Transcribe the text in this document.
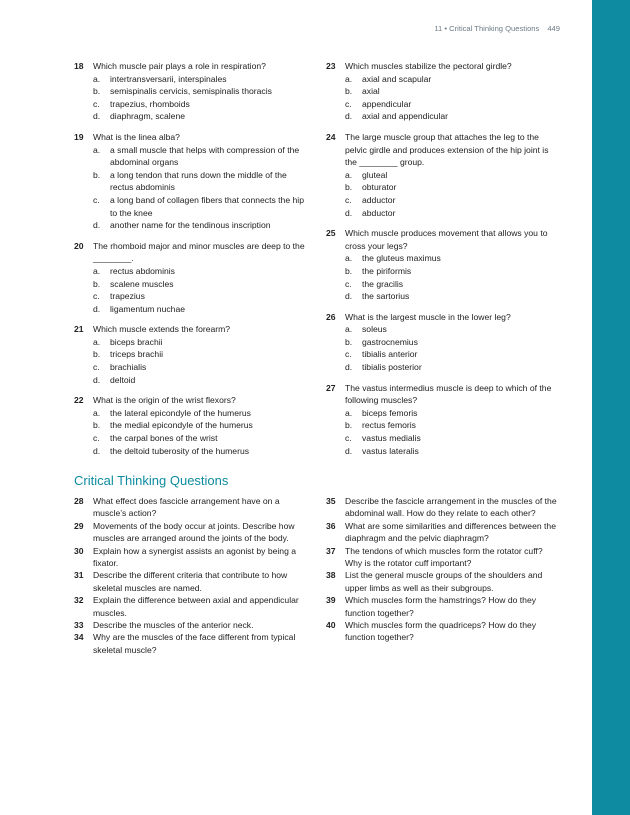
11 • Critical Thinking Questions 449
18	Which muscle pair plays a role in respiration?
a.	intertransversarii, interspinales
b.	semispinalis cervicis, semispinalis thoracis
c.	trapezius, rhomboids
d.	diaphragm, scalene
19	What is the linea alba?
a.	a small muscle that helps with compression of the abdominal organs
b.	a long tendon that runs down the middle of the rectus abdominis
c.	a long band of collagen fibers that connects the hip to the knee
d.	another name for the tendinous inscription
20	The rhomboid major and minor muscles are deep to the ________.
a.	rectus abdominis
b.	scalene muscles
c.	trapezius
d.	ligamentum nuchae
21	Which muscle extends the forearm?
a.	biceps brachii
b.	triceps brachii
c.	brachialis
d.	deltoid
22	What is the origin of the wrist flexors?
a.	the lateral epicondyle of the humerus
b.	the medial epicondyle of the humerus
c.	the carpal bones of the wrist
d.	the deltoid tuberosity of the humerus
23	Which muscles stabilize the pectoral girdle?
a.	axial and scapular
b.	axial
c.	appendicular
d.	axial and appendicular
24	The large muscle group that attaches the leg to the pelvic girdle and produces extension of the hip joint is the ________ group.
a.	gluteal
b.	obturator
c.	adductor
d.	abductor
25	Which muscle produces movement that allows you to cross your legs?
a.	the gluteus maximus
b.	the piriformis
c.	the gracilis
d.	the sartorius
26	What is the largest muscle in the lower leg?
a.	soleus
b.	gastrocnemius
c.	tibialis anterior
d.	tibialis posterior
27	The vastus intermedius muscle is deep to which of the following muscles?
a.	biceps femoris
b.	rectus femoris
c.	vastus medialis
d.	vastus lateralis
Critical Thinking Questions
28	What effect does fascicle arrangement have on a muscle’s action?
29	Movements of the body occur at joints. Describe how muscles are arranged around the joints of the body.
30	Explain how a synergist assists an agonist by being a fixator.
31	Describe the different criteria that contribute to how skeletal muscles are named.
32	Explain the difference between axial and appendicular muscles.
33	Describe the muscles of the anterior neck.
34	Why are the muscles of the face different from typical skeletal muscle?
35	Describe the fascicle arrangement in the muscles of the abdominal wall. How do they relate to each other?
36	What are some similarities and differences between the diaphragm and the pelvic diaphragm?
37	The tendons of which muscles form the rotator cuff? Why is the rotator cuff important?
38	List the general muscle groups of the shoulders and upper limbs as well as their subgroups.
39	Which muscles form the hamstrings? How do they function together?
40	Which muscles form the quadriceps? How do they function together?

======

Exercise brief: Reproduce the material in its entirety and word for word, without the pictures.

Exercise output:
Transcribe the text in this document.
11 • Critical Thinking Questions 449
18	Which muscle pair plays a role in respiration?
a.	intertransversarii, interspinales
b.	semispinalis cervicis, semispinalis thoracis
c.	trapezius, rhomboids
d.	diaphragm, scalene
19	What is the linea alba?
a.	a small muscle that helps with compression of the abdominal organs
b.	a long tendon that runs down the middle of the rectus abdominis
c.	a long band of collagen fibers that connects the hip to the knee
d.	another name for the tendinous inscription
20	The rhomboid major and minor muscles are deep to the ________.
a.	rectus abdominis
b.	scalene muscles
c.	trapezius
d.	ligamentum nuchae
21	Which muscle extends the forearm?
a.	biceps brachii
b.	triceps brachii
c.	brachialis
d.	deltoid
22	What is the origin of the wrist flexors?
a.	the lateral epicondyle of the humerus
b.	the medial epicondyle of the humerus
c.	the carpal bones of the wrist
d.	the deltoid tuberosity of the humerus
23	Which muscles stabilize the pectoral girdle?
a.	axial and scapular
b.	axial
c.	appendicular
d.	axial and appendicular
24	The large muscle group that attaches the leg to the pelvic girdle and produces extension of the hip joint is the ________ group.
a.	gluteal
b.	obturator
c.	adductor
d.	abductor
25	Which muscle produces movement that allows you to cross your legs?
a.	the gluteus maximus
b.	the piriformis
c.	the gracilis
d.	the sartorius
26	What is the largest muscle in the lower leg?
a.	soleus
b.	gastrocnemius
c.	tibialis anterior
d.	tibialis posterior
27	The vastus intermedius muscle is deep to which of the following muscles?
a.	biceps femoris
b.	rectus femoris
c.	vastus medialis
d.	vastus lateralis
Critical Thinking Questions
28	What effect does fascicle arrangement have on a muscle’s action?
29	Movements of the body occur at joints. Describe how muscles are arranged around the joints of the body.
30	Explain how a synergist assists an agonist by being a fixator.
31	Describe the different criteria that contribute to how skeletal muscles are named.
32	Explain the difference between axial and appendicular muscles.
33	Describe the muscles of the anterior neck.
34	Why are the muscles of the face different from typical skeletal muscle?
35	Describe the fascicle arrangement in the muscles of the abdominal wall. How do they relate to each other?
36	What are some similarities and differences between the diaphragm and the pelvic diaphragm?
37	The tendons of which muscles form the rotator cuff? Why is the rotator cuff important?
38	List the general muscle groups of the shoulders and upper limbs as well as their subgroups.
39	Which muscles form the hamstrings? How do they function together?
40	Which muscles form the quadriceps? How do they function together?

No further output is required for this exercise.